══ Source material ══
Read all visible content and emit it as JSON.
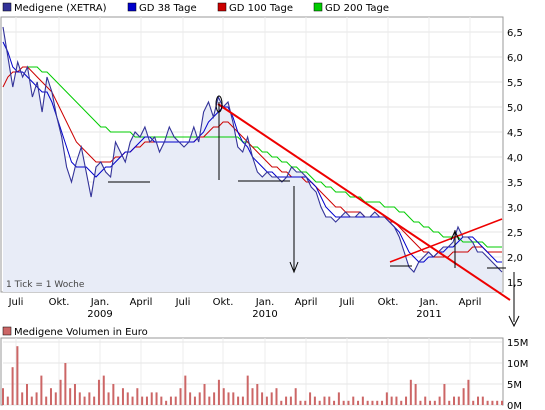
{
  "legend": [
    {
      "label": "Medigene (XETRA)",
      "color": "#333399"
    },
    {
      "label": "GD 38 Tage",
      "color": "#0000cc"
    },
    {
      "label": "GD 100 Tage",
      "color": "#cc0000"
    },
    {
      "label": "GD 200 Tage",
      "color": "#00cc00"
    }
  ],
  "tick_note": "1 Tick = 1 Woche",
  "volume_legend": {
    "label": "Medigene Volumen in Euro",
    "color": "#cc6666"
  },
  "x_ticks": [
    "Juli",
    "Okt.",
    "Jan.",
    "April",
    "Juli",
    "Okt.",
    "Jan.",
    "April",
    "Juli",
    "Okt.",
    "Jan.",
    "April"
  ],
  "year_labels": [
    "2009",
    "2010",
    "2011"
  ],
  "y_ticks": [
    "6,5",
    "6,0",
    "5,5",
    "5,0",
    "4,5",
    "4,0",
    "3,5",
    "3,0",
    "2,5",
    "2,0",
    "1,5"
  ],
  "vol_ticks": [
    "15M",
    "10M",
    "5M",
    "0M"
  ],
  "chart_data": {
    "type": "line",
    "x_start": "2008-06",
    "x_end": "2011-06",
    "ylim": [
      1.3,
      6.8
    ],
    "series": [
      {
        "name": "Medigene (XETRA)",
        "values": [
          6.6,
          6.0,
          5.4,
          5.9,
          5.6,
          5.8,
          5.2,
          5.5,
          4.9,
          5.6,
          5.3,
          4.8,
          4.4,
          3.8,
          3.5,
          3.9,
          4.2,
          3.7,
          3.2,
          3.8,
          3.9,
          3.7,
          3.6,
          4.3,
          4.1,
          3.9,
          4.3,
          4.5,
          4.4,
          4.6,
          4.3,
          4.4,
          4.1,
          4.3,
          4.6,
          4.4,
          4.3,
          4.2,
          4.3,
          4.6,
          4.3,
          4.9,
          5.1,
          4.8,
          5.2,
          5.0,
          5.1,
          4.7,
          4.2,
          4.1,
          4.4,
          4.0,
          3.7,
          3.6,
          3.7,
          3.6,
          3.6,
          3.5,
          3.6,
          3.8,
          3.7,
          3.7,
          3.6,
          3.4,
          3.3,
          3.0,
          2.8,
          2.8,
          2.7,
          2.8,
          2.9,
          2.8,
          2.8,
          2.9,
          2.8,
          2.8,
          2.9,
          2.8,
          2.8,
          2.7,
          2.6,
          2.4,
          2.1,
          1.8,
          1.7,
          1.9,
          2.0,
          2.1,
          2.0,
          2.1,
          2.2,
          2.2,
          2.3,
          2.6,
          2.4,
          2.4,
          2.3,
          2.1,
          2.1,
          2.0,
          1.9,
          1.8,
          1.7
        ]
      },
      {
        "name": "GD 38 Tage",
        "values": [
          6.3,
          6.1,
          5.8,
          5.7,
          5.7,
          5.6,
          5.5,
          5.4,
          5.3,
          5.3,
          5.1,
          4.8,
          4.5,
          4.2,
          3.9,
          3.8,
          3.8,
          3.8,
          3.7,
          3.6,
          3.7,
          3.8,
          3.8,
          3.9,
          4.0,
          4.1,
          4.1,
          4.2,
          4.3,
          4.4,
          4.4,
          4.3,
          4.3,
          4.3,
          4.3,
          4.3,
          4.3,
          4.3,
          4.3,
          4.3,
          4.4,
          4.5,
          4.7,
          4.8,
          4.9,
          5.0,
          5.0,
          4.8,
          4.5,
          4.3,
          4.2,
          4.0,
          3.9,
          3.8,
          3.7,
          3.7,
          3.6,
          3.6,
          3.6,
          3.6,
          3.6,
          3.6,
          3.6,
          3.5,
          3.4,
          3.2,
          3.0,
          2.9,
          2.8,
          2.8,
          2.8,
          2.8,
          2.8,
          2.8,
          2.8,
          2.8,
          2.8,
          2.8,
          2.8,
          2.7,
          2.6,
          2.5,
          2.3,
          2.1,
          2.0,
          1.9,
          1.9,
          2.0,
          2.0,
          2.1,
          2.1,
          2.2,
          2.2,
          2.3,
          2.4,
          2.4,
          2.4,
          2.3,
          2.2,
          2.1,
          2.0,
          1.9,
          1.9
        ]
      },
      {
        "name": "GD 100 Tage",
        "values": [
          5.4,
          5.6,
          5.7,
          5.7,
          5.8,
          5.8,
          5.7,
          5.6,
          5.5,
          5.4,
          5.3,
          5.1,
          4.9,
          4.7,
          4.5,
          4.3,
          4.2,
          4.1,
          4.0,
          3.9,
          3.9,
          3.9,
          3.9,
          4.0,
          4.0,
          4.1,
          4.1,
          4.2,
          4.2,
          4.3,
          4.3,
          4.3,
          4.3,
          4.3,
          4.3,
          4.3,
          4.3,
          4.3,
          4.3,
          4.3,
          4.4,
          4.4,
          4.5,
          4.6,
          4.6,
          4.7,
          4.7,
          4.6,
          4.5,
          4.4,
          4.3,
          4.2,
          4.1,
          4.0,
          3.9,
          3.8,
          3.8,
          3.7,
          3.7,
          3.6,
          3.6,
          3.6,
          3.5,
          3.5,
          3.4,
          3.3,
          3.2,
          3.1,
          3.0,
          3.0,
          2.9,
          2.9,
          2.9,
          2.9,
          2.8,
          2.8,
          2.8,
          2.8,
          2.8,
          2.7,
          2.7,
          2.6,
          2.5,
          2.4,
          2.3,
          2.2,
          2.1,
          2.1,
          2.0,
          2.0,
          2.0,
          2.0,
          2.1,
          2.1,
          2.1,
          2.1,
          2.2,
          2.2,
          2.2,
          2.1,
          2.1,
          2.1,
          2.1
        ]
      },
      {
        "name": "GD 200 Tage",
        "values": [
          null,
          null,
          null,
          null,
          null,
          5.8,
          5.8,
          5.8,
          5.7,
          5.7,
          5.6,
          5.5,
          5.4,
          5.3,
          5.2,
          5.1,
          5.0,
          4.9,
          4.8,
          4.7,
          4.6,
          4.6,
          4.5,
          4.5,
          4.5,
          4.5,
          4.5,
          4.4,
          4.4,
          4.4,
          4.4,
          4.4,
          4.4,
          4.4,
          4.4,
          4.4,
          4.4,
          4.4,
          4.4,
          4.4,
          4.4,
          4.4,
          4.4,
          4.4,
          4.4,
          4.4,
          4.4,
          4.4,
          4.4,
          4.3,
          4.3,
          4.2,
          4.2,
          4.1,
          4.1,
          4.0,
          4.0,
          3.9,
          3.9,
          3.8,
          3.8,
          3.7,
          3.7,
          3.6,
          3.5,
          3.5,
          3.4,
          3.4,
          3.3,
          3.3,
          3.3,
          3.2,
          3.2,
          3.2,
          3.1,
          3.1,
          3.1,
          3.1,
          3.0,
          3.0,
          3.0,
          2.9,
          2.9,
          2.8,
          2.7,
          2.7,
          2.6,
          2.6,
          2.5,
          2.5,
          2.4,
          2.4,
          2.4,
          2.4,
          2.3,
          2.3,
          2.3,
          2.3,
          2.3,
          2.2,
          2.2,
          2.2,
          2.2
        ]
      }
    ],
    "volume": {
      "name": "Medigene Volumen in Euro",
      "ylim": [
        0,
        15
      ],
      "values": [
        4,
        2,
        9,
        14,
        3,
        5,
        2,
        3,
        7,
        2,
        4,
        3,
        6,
        10,
        4,
        5,
        3,
        2,
        3,
        2,
        6,
        7,
        3,
        5,
        2,
        4,
        3,
        2,
        4,
        2,
        2,
        3,
        3,
        2,
        1,
        2,
        2,
        4,
        7,
        3,
        2,
        3,
        5,
        2,
        3,
        6,
        4,
        3,
        3,
        2,
        2,
        7,
        4,
        5,
        3,
        2,
        3,
        4,
        1,
        2,
        2,
        4,
        1,
        1,
        3,
        2,
        1,
        2,
        2,
        1,
        3,
        1,
        1,
        2,
        1,
        2,
        1,
        1,
        1,
        1,
        3,
        2,
        2,
        1,
        2,
        6,
        5,
        1,
        2,
        1,
        1,
        2,
        5,
        1,
        2,
        2,
        4,
        6,
        1,
        2,
        2,
        1,
        1,
        1,
        1
      ]
    },
    "annotations": "Drawn trend lines, support lines and arrows"
  }
}
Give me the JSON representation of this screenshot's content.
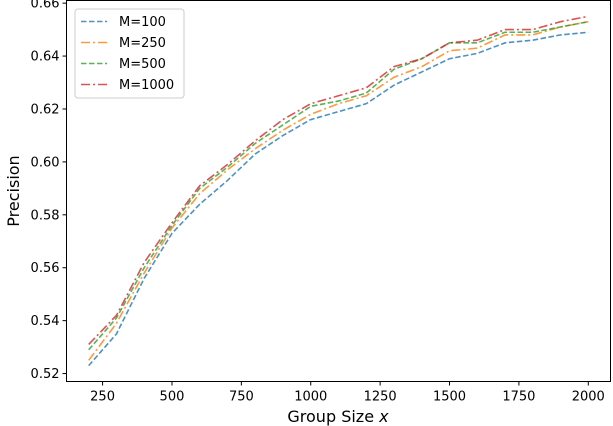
{
  "chart_data": {
    "type": "line",
    "title": "",
    "xlabel": "Group Size",
    "xlabel_var": "x",
    "ylabel": "Precision",
    "xlim": [
      120,
      2080
    ],
    "ylim": [
      0.517,
      0.661
    ],
    "xticks": [
      250,
      500,
      750,
      1000,
      1250,
      1500,
      1750,
      2000
    ],
    "yticks": [
      0.52,
      0.54,
      0.56,
      0.58,
      0.6,
      0.62,
      0.64,
      0.66
    ],
    "ytick_labels": [
      "0.52",
      "0.54",
      "0.56",
      "0.58",
      "0.60",
      "0.62",
      "0.64",
      "0.66"
    ],
    "grid": false,
    "legend_position": "top-left",
    "x": [
      200,
      300,
      400,
      500,
      600,
      700,
      800,
      900,
      1000,
      1100,
      1200,
      1300,
      1400,
      1500,
      1600,
      1700,
      1800,
      1900,
      2000
    ],
    "series": [
      {
        "name": "M=100",
        "color": "#1f77b4",
        "dash": "dashed",
        "values": [
          0.523,
          0.535,
          0.556,
          0.573,
          0.584,
          0.593,
          0.603,
          0.61,
          0.616,
          0.619,
          0.622,
          0.629,
          0.634,
          0.639,
          0.641,
          0.645,
          0.646,
          0.648,
          0.649
        ]
      },
      {
        "name": "M=250",
        "color": "#ff7f0e",
        "dash": "dashdot",
        "values": [
          0.525,
          0.539,
          0.558,
          0.575,
          0.588,
          0.597,
          0.605,
          0.612,
          0.618,
          0.622,
          0.625,
          0.632,
          0.636,
          0.642,
          0.643,
          0.648,
          0.648,
          0.651,
          0.653
        ]
      },
      {
        "name": "M=500",
        "color": "#2ca02c",
        "dash": "dashed",
        "values": [
          0.529,
          0.541,
          0.56,
          0.576,
          0.59,
          0.598,
          0.607,
          0.614,
          0.621,
          0.623,
          0.626,
          0.635,
          0.639,
          0.645,
          0.645,
          0.649,
          0.649,
          0.651,
          0.653
        ]
      },
      {
        "name": "M=1000",
        "color": "#d62728",
        "dash": "dashdot",
        "values": [
          0.531,
          0.542,
          0.562,
          0.577,
          0.591,
          0.599,
          0.608,
          0.616,
          0.622,
          0.625,
          0.628,
          0.636,
          0.639,
          0.645,
          0.646,
          0.65,
          0.65,
          0.653,
          0.655
        ]
      }
    ]
  }
}
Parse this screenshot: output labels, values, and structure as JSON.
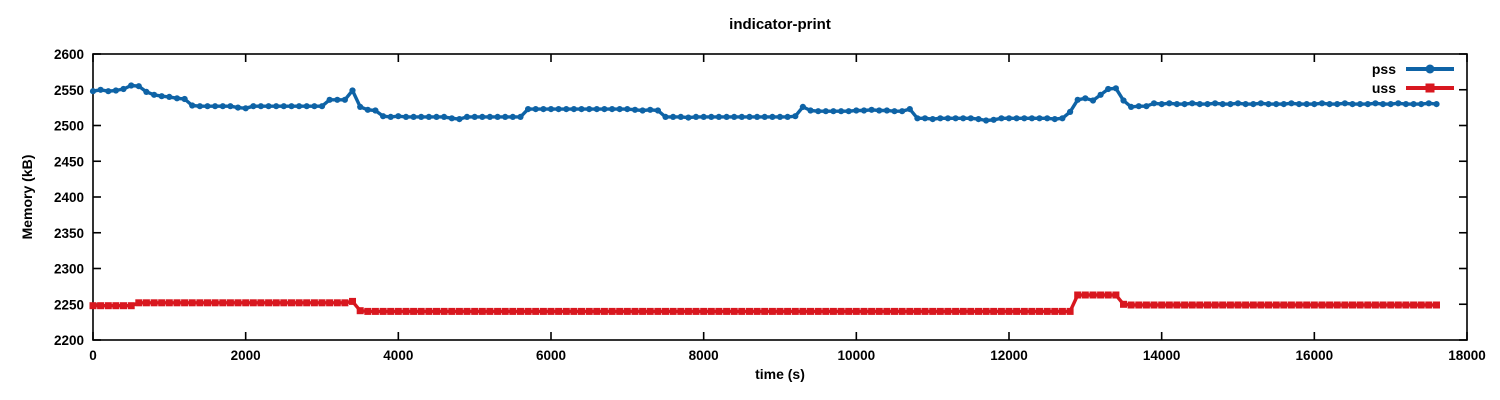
{
  "chart_data": {
    "type": "line",
    "title": "indicator-print",
    "xlabel": "time (s)",
    "ylabel": "Memory (kB)",
    "xlim": [
      0,
      18000
    ],
    "ylim": [
      2200,
      2600
    ],
    "xticks": [
      0,
      2000,
      4000,
      6000,
      8000,
      10000,
      12000,
      14000,
      16000,
      18000
    ],
    "yticks": [
      2200,
      2250,
      2300,
      2350,
      2400,
      2450,
      2500,
      2550,
      2600
    ],
    "grid": "off",
    "legend_position": "top-right-inside",
    "axis_color": "#000000",
    "background_color": "#ffffff",
    "x_start": 0,
    "x_step": 100,
    "series": [
      {
        "name": "pss",
        "color": "#0e63a6",
        "marker": "circle",
        "values": [
          2548,
          2550,
          2548,
          2549,
          2551,
          2556,
          2555,
          2547,
          2543,
          2541,
          2540,
          2538,
          2537,
          2528,
          2527,
          2527,
          2527,
          2527,
          2527,
          2525,
          2524,
          2527,
          2527,
          2527,
          2527,
          2527,
          2527,
          2527,
          2527,
          2527,
          2527,
          2536,
          2536,
          2536,
          2549,
          2526,
          2522,
          2521,
          2513,
          2512,
          2513,
          2512,
          2512,
          2512,
          2512,
          2512,
          2512,
          2510,
          2509,
          2512,
          2512,
          2512,
          2512,
          2512,
          2512,
          2512,
          2512,
          2523,
          2523,
          2523,
          2523,
          2523,
          2523,
          2523,
          2523,
          2523,
          2523,
          2523,
          2523,
          2523,
          2523,
          2522,
          2521,
          2522,
          2521,
          2512,
          2512,
          2512,
          2511,
          2512,
          2512,
          2512,
          2512,
          2512,
          2512,
          2512,
          2512,
          2512,
          2512,
          2512,
          2512,
          2512,
          2513,
          2526,
          2521,
          2520,
          2520,
          2520,
          2520,
          2520,
          2521,
          2521,
          2522,
          2521,
          2521,
          2520,
          2520,
          2523,
          2510,
          2510,
          2509,
          2510,
          2510,
          2510,
          2510,
          2510,
          2509,
          2507,
          2508,
          2510,
          2510,
          2510,
          2510,
          2510,
          2510,
          2510,
          2509,
          2510,
          2519,
          2536,
          2538,
          2535,
          2543,
          2551,
          2552,
          2535,
          2526,
          2527,
          2527,
          2531,
          2530,
          2531,
          2530,
          2530,
          2531,
          2530,
          2530,
          2531,
          2530,
          2530,
          2531,
          2530,
          2530,
          2531,
          2530,
          2530,
          2530,
          2531,
          2530,
          2530,
          2530,
          2531,
          2530,
          2530,
          2531,
          2530,
          2530,
          2530,
          2531,
          2530,
          2530,
          2531,
          2530,
          2530,
          2530,
          2531,
          2530
        ]
      },
      {
        "name": "uss",
        "color": "#d8171f",
        "marker": "square",
        "values": [
          2248,
          2248,
          2248,
          2248,
          2248,
          2248,
          2252,
          2252,
          2252,
          2252,
          2252,
          2252,
          2252,
          2252,
          2252,
          2252,
          2252,
          2252,
          2252,
          2252,
          2252,
          2252,
          2252,
          2252,
          2252,
          2252,
          2252,
          2252,
          2252,
          2252,
          2252,
          2252,
          2252,
          2252,
          2254,
          2241,
          2240,
          2240,
          2240,
          2240,
          2240,
          2240,
          2240,
          2240,
          2240,
          2240,
          2240,
          2240,
          2240,
          2240,
          2240,
          2240,
          2240,
          2240,
          2240,
          2240,
          2240,
          2240,
          2240,
          2240,
          2240,
          2240,
          2240,
          2240,
          2240,
          2240,
          2240,
          2240,
          2240,
          2240,
          2240,
          2240,
          2240,
          2240,
          2240,
          2240,
          2240,
          2240,
          2240,
          2240,
          2240,
          2240,
          2240,
          2240,
          2240,
          2240,
          2240,
          2240,
          2240,
          2240,
          2240,
          2240,
          2240,
          2240,
          2240,
          2240,
          2240,
          2240,
          2240,
          2240,
          2240,
          2240,
          2240,
          2240,
          2240,
          2240,
          2240,
          2240,
          2240,
          2240,
          2240,
          2240,
          2240,
          2240,
          2240,
          2240,
          2240,
          2240,
          2240,
          2240,
          2240,
          2240,
          2240,
          2240,
          2240,
          2240,
          2240,
          2240,
          2240,
          2263,
          2263,
          2263,
          2263,
          2263,
          2263,
          2250,
          2249,
          2249,
          2249,
          2249,
          2249,
          2249,
          2249,
          2249,
          2249,
          2249,
          2249,
          2249,
          2249,
          2249,
          2249,
          2249,
          2249,
          2249,
          2249,
          2249,
          2249,
          2249,
          2249,
          2249,
          2249,
          2249,
          2249,
          2249,
          2249,
          2249,
          2249,
          2249,
          2249,
          2249,
          2249,
          2249,
          2249,
          2249,
          2249,
          2249,
          2249
        ]
      }
    ]
  }
}
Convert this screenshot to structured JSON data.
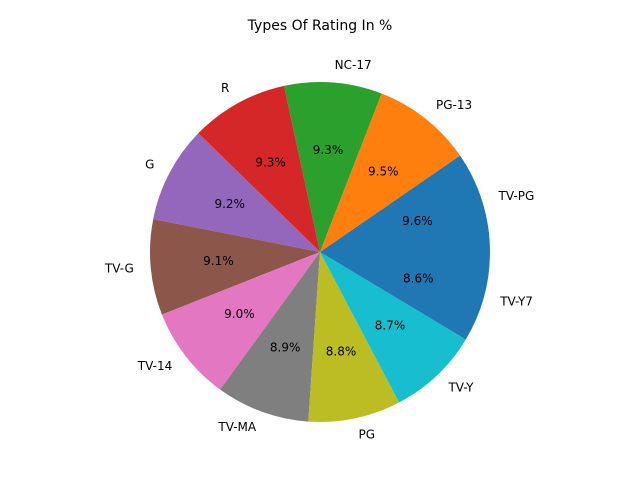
{
  "chart_data": {
    "type": "pie",
    "title": "Types Of Rating In %",
    "autopct_format": "{:.1f}%",
    "start_angle_deg": 0,
    "direction": "counterclockwise",
    "categories": [
      "TV-PG",
      "PG-13",
      "NC-17",
      "R",
      "G",
      "TV-G",
      "TV-14",
      "TV-MA",
      "PG",
      "TV-Y",
      "TV-Y7"
    ],
    "values": [
      9.6,
      9.5,
      9.3,
      9.3,
      9.2,
      9.1,
      9.0,
      8.9,
      8.8,
      8.7,
      8.6
    ],
    "colors": [
      "#1f77b4",
      "#ff7f0e",
      "#2ca02c",
      "#d62728",
      "#9467bd",
      "#8c564b",
      "#e377c2",
      "#7f7f7f",
      "#bcbd22",
      "#17becf",
      "#1f77b4"
    ],
    "legend": "none"
  }
}
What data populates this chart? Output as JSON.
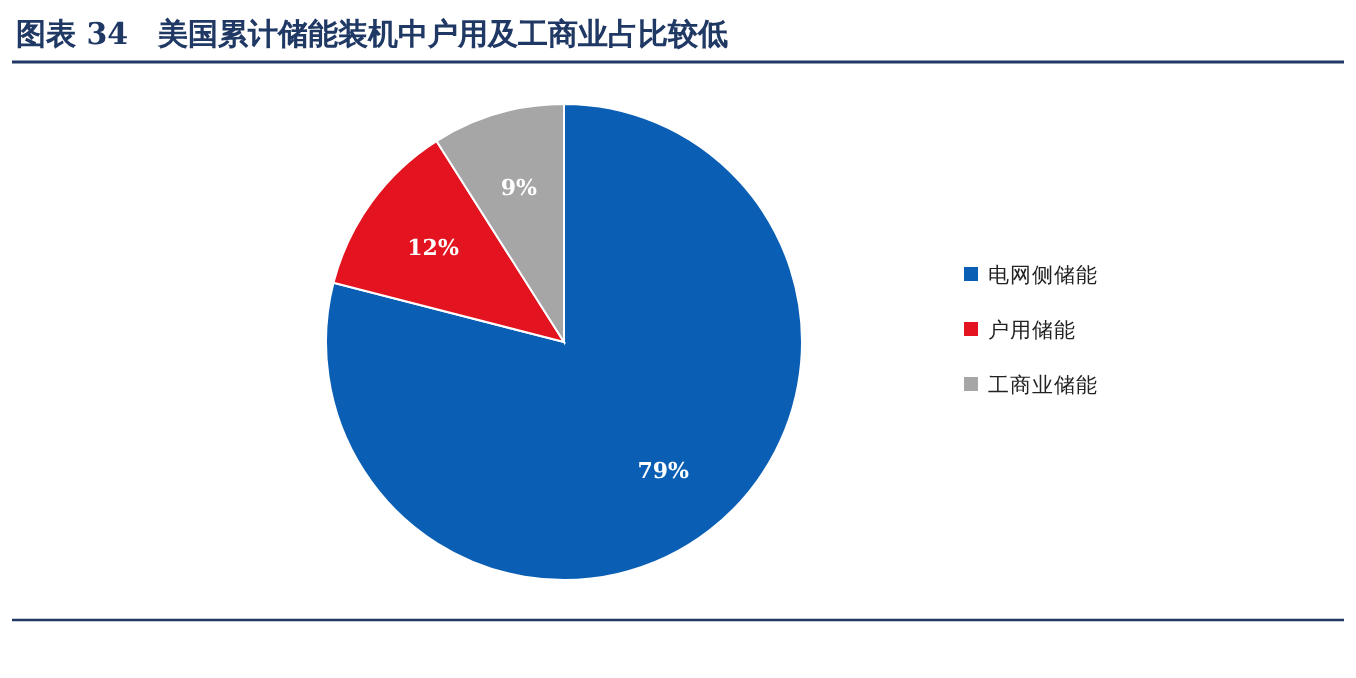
═══
*To be done*. Report all lines of the data above that include the string "name".

*Reply*.
        "name": "Medigene (XETRA)",
        "name": "GD 38 Tage",
        "name": "GD 100 Tage",
        "name": "GD 200 Tage",
      "name": "Medigene Volumen in Euro",
        "name": "M=100",
        "name": "M=250",
        "name": "M=500",
        "name": "M=1000",
        "name": "pss",
        "name": "uss",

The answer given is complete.